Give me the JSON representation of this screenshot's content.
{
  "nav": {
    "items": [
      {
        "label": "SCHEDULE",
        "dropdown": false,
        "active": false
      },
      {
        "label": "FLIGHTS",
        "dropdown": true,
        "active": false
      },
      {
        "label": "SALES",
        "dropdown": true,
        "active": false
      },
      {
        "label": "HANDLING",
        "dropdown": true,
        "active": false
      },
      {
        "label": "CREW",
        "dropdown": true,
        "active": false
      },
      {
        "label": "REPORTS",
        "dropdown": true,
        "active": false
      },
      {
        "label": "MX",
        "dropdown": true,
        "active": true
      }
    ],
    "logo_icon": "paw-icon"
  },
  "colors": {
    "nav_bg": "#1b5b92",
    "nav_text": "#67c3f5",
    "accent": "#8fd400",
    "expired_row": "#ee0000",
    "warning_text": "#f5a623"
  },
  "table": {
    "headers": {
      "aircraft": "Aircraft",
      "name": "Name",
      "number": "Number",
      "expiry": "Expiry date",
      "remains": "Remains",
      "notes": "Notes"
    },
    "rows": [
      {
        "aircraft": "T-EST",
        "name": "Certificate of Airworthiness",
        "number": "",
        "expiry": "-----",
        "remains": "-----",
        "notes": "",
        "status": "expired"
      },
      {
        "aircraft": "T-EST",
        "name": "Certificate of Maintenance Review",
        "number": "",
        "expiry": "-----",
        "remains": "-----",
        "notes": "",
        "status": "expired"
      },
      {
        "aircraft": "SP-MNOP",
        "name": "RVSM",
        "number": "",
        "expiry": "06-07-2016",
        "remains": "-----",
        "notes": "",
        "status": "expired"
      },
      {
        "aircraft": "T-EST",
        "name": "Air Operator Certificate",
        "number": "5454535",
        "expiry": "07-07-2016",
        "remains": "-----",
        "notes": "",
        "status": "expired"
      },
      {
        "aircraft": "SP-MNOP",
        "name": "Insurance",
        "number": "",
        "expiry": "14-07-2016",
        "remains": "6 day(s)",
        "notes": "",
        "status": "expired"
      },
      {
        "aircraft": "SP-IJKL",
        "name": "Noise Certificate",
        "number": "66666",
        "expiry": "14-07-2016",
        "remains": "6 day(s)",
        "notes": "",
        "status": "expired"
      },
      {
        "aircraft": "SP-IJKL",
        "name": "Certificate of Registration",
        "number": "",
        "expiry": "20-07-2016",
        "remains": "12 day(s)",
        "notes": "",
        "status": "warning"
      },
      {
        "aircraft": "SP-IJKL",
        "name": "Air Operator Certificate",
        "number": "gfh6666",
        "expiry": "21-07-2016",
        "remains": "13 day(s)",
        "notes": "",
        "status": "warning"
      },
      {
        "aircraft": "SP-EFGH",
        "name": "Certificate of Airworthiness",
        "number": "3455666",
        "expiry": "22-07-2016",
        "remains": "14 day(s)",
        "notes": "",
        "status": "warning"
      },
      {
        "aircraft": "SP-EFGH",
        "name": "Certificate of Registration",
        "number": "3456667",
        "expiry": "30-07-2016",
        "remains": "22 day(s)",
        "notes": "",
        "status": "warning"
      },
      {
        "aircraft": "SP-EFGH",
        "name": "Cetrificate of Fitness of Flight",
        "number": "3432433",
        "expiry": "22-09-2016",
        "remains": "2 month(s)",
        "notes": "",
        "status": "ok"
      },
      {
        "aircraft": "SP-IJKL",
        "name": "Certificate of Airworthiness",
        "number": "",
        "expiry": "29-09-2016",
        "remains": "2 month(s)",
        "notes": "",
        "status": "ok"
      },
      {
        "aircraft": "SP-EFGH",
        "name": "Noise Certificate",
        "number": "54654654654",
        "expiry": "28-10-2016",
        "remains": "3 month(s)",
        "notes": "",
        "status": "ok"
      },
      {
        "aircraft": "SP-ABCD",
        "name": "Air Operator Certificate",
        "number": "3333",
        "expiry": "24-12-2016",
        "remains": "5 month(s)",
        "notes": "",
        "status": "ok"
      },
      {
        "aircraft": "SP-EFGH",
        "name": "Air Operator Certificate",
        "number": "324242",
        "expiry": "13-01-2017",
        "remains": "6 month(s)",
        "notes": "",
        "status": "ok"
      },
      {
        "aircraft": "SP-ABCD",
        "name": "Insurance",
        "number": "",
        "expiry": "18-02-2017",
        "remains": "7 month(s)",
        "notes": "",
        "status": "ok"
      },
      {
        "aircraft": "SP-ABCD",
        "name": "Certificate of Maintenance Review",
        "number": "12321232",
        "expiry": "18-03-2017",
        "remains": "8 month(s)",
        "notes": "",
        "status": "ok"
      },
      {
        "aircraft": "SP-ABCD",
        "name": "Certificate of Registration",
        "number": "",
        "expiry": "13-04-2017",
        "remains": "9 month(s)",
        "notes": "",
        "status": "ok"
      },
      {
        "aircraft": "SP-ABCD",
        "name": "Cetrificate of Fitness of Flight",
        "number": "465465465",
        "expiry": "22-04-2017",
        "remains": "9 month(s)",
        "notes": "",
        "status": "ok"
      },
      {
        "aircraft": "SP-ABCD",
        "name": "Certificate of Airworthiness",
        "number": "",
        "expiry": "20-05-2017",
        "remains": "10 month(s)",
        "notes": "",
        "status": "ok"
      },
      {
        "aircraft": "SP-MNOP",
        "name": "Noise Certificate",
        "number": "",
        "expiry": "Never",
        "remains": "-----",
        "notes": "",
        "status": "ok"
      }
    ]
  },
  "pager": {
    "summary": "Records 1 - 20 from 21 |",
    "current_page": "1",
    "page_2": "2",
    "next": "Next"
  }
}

+--

_Your goal_
All of the entries need to be reproduced exactly; please write them out.

_Response to this exercise_
Give me the JSON representation of this screenshot's content.
{
  "nav": {
    "items": [
      {
        "label": "SCHEDULE",
        "dropdown": false,
        "active": false
      },
      {
        "label": "FLIGHTS",
        "dropdown": true,
        "active": false
      },
      {
        "label": "SALES",
        "dropdown": true,
        "active": false
      },
      {
        "label": "HANDLING",
        "dropdown": true,
        "active": false
      },
      {
        "label": "CREW",
        "dropdown": true,
        "active": false
      },
      {
        "label": "REPORTS",
        "dropdown": true,
        "active": false
      },
      {
        "label": "MX",
        "dropdown": true,
        "active": true
      }
    ],
    "logo_icon": "paw-icon"
  },
  "colors": {
    "nav_bg": "#1b5b92",
    "nav_text": "#67c3f5",
    "accent": "#8fd400",
    "expired_row": "#ee0000",
    "warning_text": "#f5a623"
  },
  "table": {
    "headers": {
      "aircraft": "Aircraft",
      "name": "Name",
      "number": "Number",
      "expiry": "Expiry date",
      "remains": "Remains",
      "notes": "Notes"
    },
    "rows": [
      {
        "aircraft": "T-EST",
        "name": "Certificate of Airworthiness",
        "number": "",
        "expiry": "-----",
        "remains": "-----",
        "notes": "",
        "status": "expired"
      },
      {
        "aircraft": "T-EST",
        "name": "Certificate of Maintenance Review",
        "number": "",
        "expiry": "-----",
        "remains": "-----",
        "notes": "",
        "status": "expired"
      },
      {
        "aircraft": "SP-MNOP",
        "name": "RVSM",
        "number": "",
        "expiry": "06-07-2016",
        "remains": "-----",
        "notes": "",
        "status": "expired"
      },
      {
        "aircraft": "T-EST",
        "name": "Air Operator Certificate",
        "number": "5454535",
        "expiry": "07-07-2016",
        "remains": "-----",
        "notes": "",
        "status": "expired"
      },
      {
        "aircraft": "SP-MNOP",
        "name": "Insurance",
        "number": "",
        "expiry": "14-07-2016",
        "remains": "6 day(s)",
        "notes": "",
        "status": "expired"
      },
      {
        "aircraft": "SP-IJKL",
        "name": "Noise Certificate",
        "number": "66666",
        "expiry": "14-07-2016",
        "remains": "6 day(s)",
        "notes": "",
        "status": "expired"
      },
      {
        "aircraft": "SP-IJKL",
        "name": "Certificate of Registration",
        "number": "",
        "expiry": "20-07-2016",
        "remains": "12 day(s)",
        "notes": "",
        "status": "warning"
      },
      {
        "aircraft": "SP-IJKL",
        "name": "Air Operator Certificate",
        "number": "gfh6666",
        "expiry": "21-07-2016",
        "remains": "13 day(s)",
        "notes": "",
        "status": "warning"
      },
      {
        "aircraft": "SP-EFGH",
        "name": "Certificate of Airworthiness",
        "number": "3455666",
        "expiry": "22-07-2016",
        "remains": "14 day(s)",
        "notes": "",
        "status": "warning"
      },
      {
        "aircraft": "SP-EFGH",
        "name": "Certificate of Registration",
        "number": "3456667",
        "expiry": "30-07-2016",
        "remains": "22 day(s)",
        "notes": "",
        "status": "warning"
      },
      {
        "aircraft": "SP-EFGH",
        "name": "Cetrificate of Fitness of Flight",
        "number": "3432433",
        "expiry": "22-09-2016",
        "remains": "2 month(s)",
        "notes": "",
        "status": "ok"
      },
      {
        "aircraft": "SP-IJKL",
        "name": "Certificate of Airworthiness",
        "number": "",
        "expiry": "29-09-2016",
        "remains": "2 month(s)",
        "notes": "",
        "status": "ok"
      },
      {
        "aircraft": "SP-EFGH",
        "name": "Noise Certificate",
        "number": "54654654654",
        "expiry": "28-10-2016",
        "remains": "3 month(s)",
        "notes": "",
        "status": "ok"
      },
      {
        "aircraft": "SP-ABCD",
        "name": "Air Operator Certificate",
        "number": "3333",
        "expiry": "24-12-2016",
        "remains": "5 month(s)",
        "notes": "",
        "status": "ok"
      },
      {
        "aircraft": "SP-EFGH",
        "name": "Air Operator Certificate",
        "number": "324242",
        "expiry": "13-01-2017",
        "remains": "6 month(s)",
        "notes": "",
        "status": "ok"
      },
      {
        "aircraft": "SP-ABCD",
        "name": "Insurance",
        "number": "",
        "expiry": "18-02-2017",
        "remains": "7 month(s)",
        "notes": "",
        "status": "ok"
      },
      {
        "aircraft": "SP-ABCD",
        "name": "Certificate of Maintenance Review",
        "number": "12321232",
        "expiry": "18-03-2017",
        "remains": "8 month(s)",
        "notes": "",
        "status": "ok"
      },
      {
        "aircraft": "SP-ABCD",
        "name": "Certificate of Registration",
        "number": "",
        "expiry": "13-04-2017",
        "remains": "9 month(s)",
        "notes": "",
        "status": "ok"
      },
      {
        "aircraft": "SP-ABCD",
        "name": "Cetrificate of Fitness of Flight",
        "number": "465465465",
        "expiry": "22-04-2017",
        "remains": "9 month(s)",
        "notes": "",
        "status": "ok"
      },
      {
        "aircraft": "SP-ABCD",
        "name": "Certificate of Airworthiness",
        "number": "",
        "expiry": "20-05-2017",
        "remains": "10 month(s)",
        "notes": "",
        "status": "ok"
      },
      {
        "aircraft": "SP-MNOP",
        "name": "Noise Certificate",
        "number": "",
        "expiry": "Never",
        "remains": "-----",
        "notes": "",
        "status": "ok"
      }
    ]
  },
  "pager": {
    "summary": "Records 1 - 20 from 21 |",
    "current_page": "1",
    "page_2": "2",
    "next": "Next"
  }
}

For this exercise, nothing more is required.